##### RAW DATA

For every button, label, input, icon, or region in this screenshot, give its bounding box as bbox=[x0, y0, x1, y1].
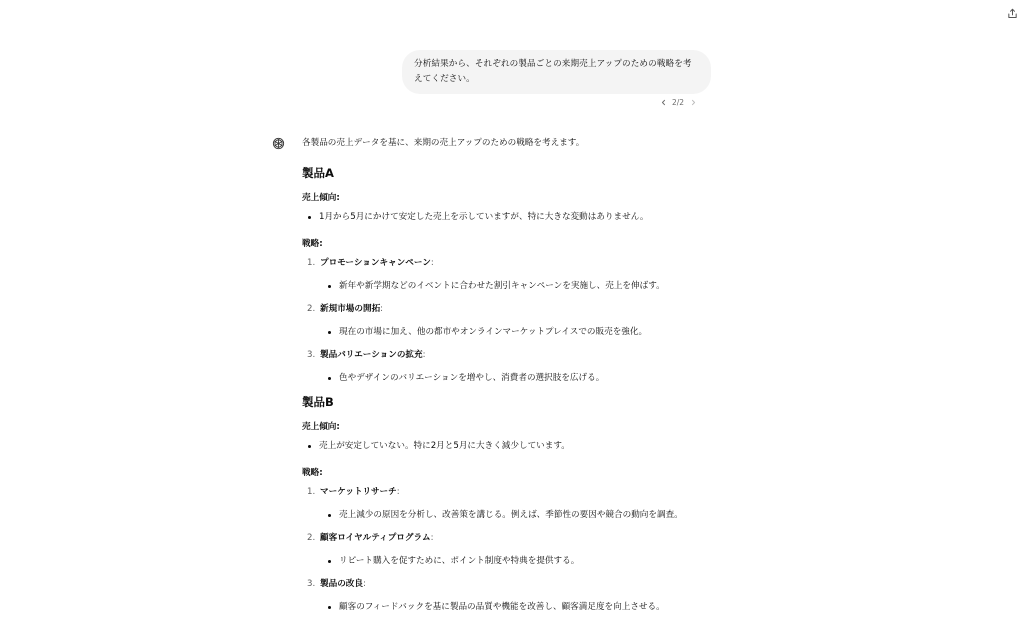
section-product-a: 製品A 売上傾向: 1月から5月にかけて安定した売上を示していますが、特に大きな… bbox=[302, 165, 732, 386]
section-title: 製品B bbox=[302, 394, 732, 410]
strategy-number: 2. bbox=[307, 302, 315, 317]
list-item: 新年や新学期などのイベントに合わせた割引キャンペーンを実施し、売上を伸ばす。 bbox=[320, 279, 732, 294]
share-button[interactable] bbox=[1004, 5, 1020, 21]
strategy-number: 3. bbox=[307, 348, 315, 363]
response-page-indicator: 2/2 bbox=[672, 98, 684, 107]
strategy-list: 1. プロモーションキャンペーン: 新年や新学期などのイベントに合わせた割引キャ… bbox=[302, 256, 732, 386]
strategy-label: 戦略: bbox=[302, 237, 732, 252]
strategy-item: 1. プロモーションキャンペーン: 新年や新学期などのイベントに合わせた割引キャ… bbox=[302, 256, 732, 294]
colon: : bbox=[431, 533, 434, 543]
strategy-title: 新規市場の開拓 bbox=[320, 304, 380, 314]
trend-label: 売上傾向: bbox=[302, 191, 732, 206]
list-item: 売上が安定していない。特に2月と5月に大きく減少しています。 bbox=[302, 439, 732, 454]
user-message-bubble: 分析結果から、それぞれの製品ごとの来期売上アップのための戦略を考えてください。 bbox=[402, 50, 711, 94]
strategy-title: マーケットリサーチ bbox=[320, 487, 397, 497]
colon: : bbox=[431, 258, 434, 268]
list-item: 顧客のフィードバックを基に製品の品質や機能を改善し、顧客満足度を向上させる。 bbox=[320, 600, 732, 615]
user-message: 分析結果から、それぞれの製品ごとの来期売上アップのための戦略を考えてください。 bbox=[402, 50, 711, 94]
strategy-list: 1. マーケットリサーチ: 売上減少の原因を分析し、改善策を講じる。例えば、季節… bbox=[302, 485, 732, 615]
list-item: 売上減少の原因を分析し、改善策を講じる。例えば、季節性の要因や競合の動向を調査。 bbox=[320, 508, 732, 523]
strategy-title: 製品バリエーションの拡充 bbox=[320, 350, 423, 360]
previous-response-button[interactable] bbox=[658, 97, 668, 107]
strategy-item: 2. 顧客ロイヤルティプログラム: リピート購入を促すために、ポイント制度や特典… bbox=[302, 531, 732, 569]
strategy-item: 3. 製品バリエーションの拡充: 色やデザインのバリエーションを増やし、消費者の… bbox=[302, 348, 732, 386]
list-item: 色やデザインのバリエーションを増やし、消費者の選択肢を広げる。 bbox=[320, 371, 732, 386]
strategy-item: 2. 新規市場の開拓: 現在の市場に加え、他の都市やオンラインマーケットプレイス… bbox=[302, 302, 732, 340]
assistant-intro: 各製品の売上データを基に、来期の売上アップのための戦略を考えます。 bbox=[302, 136, 732, 151]
strategy-item: 1. マーケットリサーチ: 売上減少の原因を分析し、改善策を講じる。例えば、季節… bbox=[302, 485, 732, 523]
strategy-number: 2. bbox=[307, 531, 315, 546]
colon: : bbox=[363, 579, 366, 589]
strategy-title: 顧客ロイヤルティプログラム bbox=[320, 533, 431, 543]
share-icon bbox=[1007, 8, 1018, 19]
list-item: リピート購入を促すために、ポイント制度や特典を提供する。 bbox=[320, 554, 732, 569]
section-title: 製品A bbox=[302, 165, 732, 181]
assistant-message-content: 各製品の売上データを基に、来期の売上アップのための戦略を考えます。 製品A 売上… bbox=[302, 136, 732, 623]
trend-label: 売上傾向: bbox=[302, 420, 732, 435]
strategy-title: 製品の改良 bbox=[320, 579, 363, 589]
strategy-number: 1. bbox=[307, 256, 315, 271]
strategy-number: 1. bbox=[307, 485, 315, 500]
list-item: 1月から5月にかけて安定した売上を示していますが、特に大きな変動はありません。 bbox=[302, 210, 732, 225]
strategy-label: 戦略: bbox=[302, 466, 732, 481]
list-item: 現在の市場に加え、他の都市やオンラインマーケットプレイスでの販売を強化。 bbox=[320, 325, 732, 340]
chevron-left-icon bbox=[660, 99, 667, 106]
colon: : bbox=[397, 487, 400, 497]
openai-logo-icon bbox=[272, 137, 285, 150]
response-pager: 2/2 bbox=[658, 97, 698, 107]
colon: : bbox=[380, 304, 383, 314]
section-product-b: 製品B 売上傾向: 売上が安定していない。特に2月と5月に大きく減少しています。… bbox=[302, 394, 732, 615]
strategy-number: 3. bbox=[307, 577, 315, 592]
colon: : bbox=[423, 350, 426, 360]
trend-list: 売上が安定していない。特に2月と5月に大きく減少しています。 bbox=[302, 439, 732, 454]
strategy-item: 3. 製品の改良: 顧客のフィードバックを基に製品の品質や機能を改善し、顧客満足… bbox=[302, 577, 732, 615]
chat-page: 分析結果から、それぞれの製品ごとの来期売上アップのための戦略を考えてください。 … bbox=[0, 0, 1024, 623]
next-response-button[interactable] bbox=[688, 97, 698, 107]
trend-list: 1月から5月にかけて安定した売上を示していますが、特に大きな変動はありません。 bbox=[302, 210, 732, 225]
strategy-title: プロモーションキャンペーン bbox=[320, 258, 431, 268]
chevron-right-icon bbox=[690, 99, 697, 106]
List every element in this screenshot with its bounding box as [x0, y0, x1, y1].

##########

→ **GOAL**
Reproduce every line of the listing above exactly as it appears, leaving out the pictures.

→ **WRITTEN ANSWER**
For every button, label, input, icon, or region in this screenshot, give its bounding box as bbox=[x0, y0, x1, y1].
section-product-a: 製品A 売上傾向: 1月から5月にかけて安定した売上を示していますが、特に大きな… bbox=[302, 165, 732, 386]
section-title: 製品B bbox=[302, 394, 732, 410]
strategy-number: 2. bbox=[307, 302, 315, 317]
list-item: 新年や新学期などのイベントに合わせた割引キャンペーンを実施し、売上を伸ばす。 bbox=[320, 279, 732, 294]
share-button[interactable] bbox=[1004, 5, 1020, 21]
strategy-number: 3. bbox=[307, 348, 315, 363]
response-page-indicator: 2/2 bbox=[672, 98, 684, 107]
strategy-list: 1. プロモーションキャンペーン: 新年や新学期などのイベントに合わせた割引キャ… bbox=[302, 256, 732, 386]
strategy-label: 戦略: bbox=[302, 237, 732, 252]
strategy-item: 1. プロモーションキャンペーン: 新年や新学期などのイベントに合わせた割引キャ… bbox=[302, 256, 732, 294]
colon: : bbox=[431, 533, 434, 543]
strategy-title: 新規市場の開拓 bbox=[320, 304, 380, 314]
trend-label: 売上傾向: bbox=[302, 191, 732, 206]
list-item: 売上が安定していない。特に2月と5月に大きく減少しています。 bbox=[302, 439, 732, 454]
user-message-bubble: 分析結果から、それぞれの製品ごとの来期売上アップのための戦略を考えてください。 bbox=[402, 50, 711, 94]
strategy-title: マーケットリサーチ bbox=[320, 487, 397, 497]
colon: : bbox=[431, 258, 434, 268]
list-item: 顧客のフィードバックを基に製品の品質や機能を改善し、顧客満足度を向上させる。 bbox=[320, 600, 732, 615]
user-message: 分析結果から、それぞれの製品ごとの来期売上アップのための戦略を考えてください。 bbox=[402, 50, 711, 94]
strategy-list: 1. マーケットリサーチ: 売上減少の原因を分析し、改善策を講じる。例えば、季節… bbox=[302, 485, 732, 615]
list-item: 売上減少の原因を分析し、改善策を講じる。例えば、季節性の要因や競合の動向を調査。 bbox=[320, 508, 732, 523]
strategy-title: 製品バリエーションの拡充 bbox=[320, 350, 423, 360]
previous-response-button[interactable] bbox=[658, 97, 668, 107]
strategy-item: 2. 顧客ロイヤルティプログラム: リピート購入を促すために、ポイント制度や特典… bbox=[302, 531, 732, 569]
strategy-item: 3. 製品バリエーションの拡充: 色やデザインのバリエーションを増やし、消費者の… bbox=[302, 348, 732, 386]
list-item: 色やデザインのバリエーションを増やし、消費者の選択肢を広げる。 bbox=[320, 371, 732, 386]
strategy-item: 2. 新規市場の開拓: 現在の市場に加え、他の都市やオンラインマーケットプレイス… bbox=[302, 302, 732, 340]
assistant-intro: 各製品の売上データを基に、来期の売上アップのための戦略を考えます。 bbox=[302, 136, 732, 151]
strategy-item: 1. マーケットリサーチ: 売上減少の原因を分析し、改善策を講じる。例えば、季節… bbox=[302, 485, 732, 523]
strategy-number: 2. bbox=[307, 531, 315, 546]
colon: : bbox=[363, 579, 366, 589]
strategy-title: 顧客ロイヤルティプログラム bbox=[320, 533, 431, 543]
share-icon bbox=[1007, 8, 1018, 19]
list-item: リピート購入を促すために、ポイント制度や特典を提供する。 bbox=[320, 554, 732, 569]
section-title: 製品A bbox=[302, 165, 732, 181]
assistant-message-content: 各製品の売上データを基に、来期の売上アップのための戦略を考えます。 製品A 売上… bbox=[302, 136, 732, 623]
trend-label: 売上傾向: bbox=[302, 420, 732, 435]
strategy-title: 製品の改良 bbox=[320, 579, 363, 589]
strategy-number: 1. bbox=[307, 256, 315, 271]
strategy-number: 1. bbox=[307, 485, 315, 500]
list-item: 1月から5月にかけて安定した売上を示していますが、特に大きな変動はありません。 bbox=[302, 210, 732, 225]
strategy-label: 戦略: bbox=[302, 466, 732, 481]
list-item: 現在の市場に加え、他の都市やオンラインマーケットプレイスでの販売を強化。 bbox=[320, 325, 732, 340]
chevron-left-icon bbox=[660, 99, 667, 106]
colon: : bbox=[397, 487, 400, 497]
openai-logo-icon bbox=[272, 137, 285, 150]
response-pager: 2/2 bbox=[658, 97, 698, 107]
colon: : bbox=[380, 304, 383, 314]
section-product-b: 製品B 売上傾向: 売上が安定していない。特に2月と5月に大きく減少しています。… bbox=[302, 394, 732, 615]
strategy-number: 3. bbox=[307, 577, 315, 592]
colon: : bbox=[423, 350, 426, 360]
trend-list: 売上が安定していない。特に2月と5月に大きく減少しています。 bbox=[302, 439, 732, 454]
strategy-item: 3. 製品の改良: 顧客のフィードバックを基に製品の品質や機能を改善し、顧客満足… bbox=[302, 577, 732, 615]
chat-page: 分析結果から、それぞれの製品ごとの来期売上アップのための戦略を考えてください。 … bbox=[0, 0, 1024, 623]
next-response-button[interactable] bbox=[688, 97, 698, 107]
trend-list: 1月から5月にかけて安定した売上を示していますが、特に大きな変動はありません。 bbox=[302, 210, 732, 225]
strategy-title: プロモーションキャンペーン bbox=[320, 258, 431, 268]
chevron-right-icon bbox=[690, 99, 697, 106]
List every element in this screenshot with its bounding box as [x0, y0, x1, y1].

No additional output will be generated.